## Data entries

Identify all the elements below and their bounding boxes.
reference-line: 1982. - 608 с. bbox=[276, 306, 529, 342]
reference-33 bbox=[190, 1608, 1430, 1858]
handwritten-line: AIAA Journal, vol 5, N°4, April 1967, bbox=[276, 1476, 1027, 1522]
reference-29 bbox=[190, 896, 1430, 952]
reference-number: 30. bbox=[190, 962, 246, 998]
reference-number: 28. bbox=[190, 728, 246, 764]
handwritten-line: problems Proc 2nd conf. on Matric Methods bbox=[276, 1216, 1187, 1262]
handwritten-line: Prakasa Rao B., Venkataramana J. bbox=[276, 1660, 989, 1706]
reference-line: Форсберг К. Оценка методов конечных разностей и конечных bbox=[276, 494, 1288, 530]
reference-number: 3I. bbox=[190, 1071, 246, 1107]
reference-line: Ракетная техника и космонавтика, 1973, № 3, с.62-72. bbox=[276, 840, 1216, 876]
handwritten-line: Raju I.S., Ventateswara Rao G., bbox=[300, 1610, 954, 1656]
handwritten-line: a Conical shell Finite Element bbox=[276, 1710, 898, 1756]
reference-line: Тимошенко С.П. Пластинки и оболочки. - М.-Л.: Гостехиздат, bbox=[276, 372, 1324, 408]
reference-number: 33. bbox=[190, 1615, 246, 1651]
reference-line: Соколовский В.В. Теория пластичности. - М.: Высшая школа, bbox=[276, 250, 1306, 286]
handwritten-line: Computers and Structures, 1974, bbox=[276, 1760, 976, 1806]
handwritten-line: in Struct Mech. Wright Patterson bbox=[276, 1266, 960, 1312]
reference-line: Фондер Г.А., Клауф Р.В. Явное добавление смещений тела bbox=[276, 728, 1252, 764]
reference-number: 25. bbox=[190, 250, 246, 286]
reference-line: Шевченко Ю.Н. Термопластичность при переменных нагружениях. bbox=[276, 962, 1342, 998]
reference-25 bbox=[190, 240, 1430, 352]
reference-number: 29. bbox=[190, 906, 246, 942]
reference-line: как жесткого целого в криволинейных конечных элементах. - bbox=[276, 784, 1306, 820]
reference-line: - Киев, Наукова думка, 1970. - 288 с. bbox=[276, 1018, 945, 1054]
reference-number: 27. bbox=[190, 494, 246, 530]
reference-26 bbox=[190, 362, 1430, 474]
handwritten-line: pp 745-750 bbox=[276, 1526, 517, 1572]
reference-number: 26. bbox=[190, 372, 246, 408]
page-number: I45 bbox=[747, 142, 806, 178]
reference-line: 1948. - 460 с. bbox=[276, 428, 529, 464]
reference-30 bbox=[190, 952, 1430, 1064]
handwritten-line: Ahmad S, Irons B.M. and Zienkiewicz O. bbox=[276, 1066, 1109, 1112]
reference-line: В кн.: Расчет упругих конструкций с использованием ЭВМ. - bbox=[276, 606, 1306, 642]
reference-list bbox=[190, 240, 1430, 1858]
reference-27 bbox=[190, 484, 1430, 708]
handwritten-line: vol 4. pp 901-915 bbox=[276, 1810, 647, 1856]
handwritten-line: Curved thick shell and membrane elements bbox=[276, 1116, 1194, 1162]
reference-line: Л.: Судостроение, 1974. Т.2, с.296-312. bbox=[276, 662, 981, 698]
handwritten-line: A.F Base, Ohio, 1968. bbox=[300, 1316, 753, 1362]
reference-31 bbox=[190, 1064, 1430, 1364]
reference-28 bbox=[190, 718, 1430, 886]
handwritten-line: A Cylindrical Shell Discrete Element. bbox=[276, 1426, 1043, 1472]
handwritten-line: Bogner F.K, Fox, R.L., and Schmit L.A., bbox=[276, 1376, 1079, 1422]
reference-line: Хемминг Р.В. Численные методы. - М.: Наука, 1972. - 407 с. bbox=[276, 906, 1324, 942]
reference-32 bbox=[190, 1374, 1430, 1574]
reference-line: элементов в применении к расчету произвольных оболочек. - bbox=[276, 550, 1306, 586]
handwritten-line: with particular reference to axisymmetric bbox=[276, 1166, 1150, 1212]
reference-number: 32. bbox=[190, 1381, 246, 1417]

## Stated exercise
Reproduce every line of the entries above without changing anything.

## Final result
Identify all the elements below and their bounding boxes.
reference-line: 1982. - 608 с. bbox=[276, 306, 529, 342]
reference-33 bbox=[190, 1608, 1430, 1858]
handwritten-line: AIAA Journal, vol 5, N°4, April 1967, bbox=[276, 1476, 1027, 1522]
reference-29 bbox=[190, 896, 1430, 952]
reference-number: 30. bbox=[190, 962, 246, 998]
reference-number: 28. bbox=[190, 728, 246, 764]
handwritten-line: problems Proc 2nd conf. on Matric Methods bbox=[276, 1216, 1187, 1262]
handwritten-line: Prakasa Rao B., Venkataramana J. bbox=[276, 1660, 989, 1706]
reference-line: Форсберг К. Оценка методов конечных разностей и конечных bbox=[276, 494, 1288, 530]
reference-number: 3I. bbox=[190, 1071, 246, 1107]
reference-line: Ракетная техника и космонавтика, 1973, № 3, с.62-72. bbox=[276, 840, 1216, 876]
handwritten-line: Raju I.S., Ventateswara Rao G., bbox=[300, 1610, 954, 1656]
handwritten-line: a Conical shell Finite Element bbox=[276, 1710, 898, 1756]
reference-line: Тимошенко С.П. Пластинки и оболочки. - М.-Л.: Гостехиздат, bbox=[276, 372, 1324, 408]
reference-number: 33. bbox=[190, 1615, 246, 1651]
reference-line: Соколовский В.В. Теория пластичности. - М.: Высшая школа, bbox=[276, 250, 1306, 286]
handwritten-line: Computers and Structures, 1974, bbox=[276, 1760, 976, 1806]
handwritten-line: in Struct Mech. Wright Patterson bbox=[276, 1266, 960, 1312]
reference-line: Фондер Г.А., Клауф Р.В. Явное добавление смещений тела bbox=[276, 728, 1252, 764]
reference-number: 25. bbox=[190, 250, 246, 286]
reference-line: Шевченко Ю.Н. Термопластичность при переменных нагружениях. bbox=[276, 962, 1342, 998]
reference-25 bbox=[190, 240, 1430, 352]
reference-number: 29. bbox=[190, 906, 246, 942]
reference-line: как жесткого целого в криволинейных конечных элементах. - bbox=[276, 784, 1306, 820]
reference-line: - Киев, Наукова думка, 1970. - 288 с. bbox=[276, 1018, 945, 1054]
reference-number: 27. bbox=[190, 494, 246, 530]
reference-26 bbox=[190, 362, 1430, 474]
handwritten-line: pp 745-750 bbox=[276, 1526, 517, 1572]
reference-number: 26. bbox=[190, 372, 246, 408]
page-number: I45 bbox=[747, 142, 806, 178]
reference-line: 1948. - 460 с. bbox=[276, 428, 529, 464]
reference-30 bbox=[190, 952, 1430, 1064]
handwritten-line: Ahmad S, Irons B.M. and Zienkiewicz O. bbox=[276, 1066, 1109, 1112]
reference-line: В кн.: Расчет упругих конструкций с использованием ЭВМ. - bbox=[276, 606, 1306, 642]
reference-list bbox=[190, 240, 1430, 1858]
reference-27 bbox=[190, 484, 1430, 708]
handwritten-line: vol 4. pp 901-915 bbox=[276, 1810, 647, 1856]
handwritten-line: Curved thick shell and membrane elements bbox=[276, 1116, 1194, 1162]
reference-line: Л.: Судостроение, 1974. Т.2, с.296-312. bbox=[276, 662, 981, 698]
handwritten-line: A.F Base, Ohio, 1968. bbox=[300, 1316, 753, 1362]
reference-31 bbox=[190, 1064, 1430, 1364]
reference-28 bbox=[190, 718, 1430, 886]
handwritten-line: A Cylindrical Shell Discrete Element. bbox=[276, 1426, 1043, 1472]
handwritten-line: Bogner F.K, Fox, R.L., and Schmit L.A., bbox=[276, 1376, 1079, 1422]
reference-line: Хемминг Р.В. Численные методы. - М.: Наука, 1972. - 407 с. bbox=[276, 906, 1324, 942]
reference-32 bbox=[190, 1374, 1430, 1574]
reference-line: элементов в применении к расчету произвольных оболочек. - bbox=[276, 550, 1306, 586]
handwritten-line: with particular reference to axisymmetric bbox=[276, 1166, 1150, 1212]
reference-number: 32. bbox=[190, 1381, 246, 1417]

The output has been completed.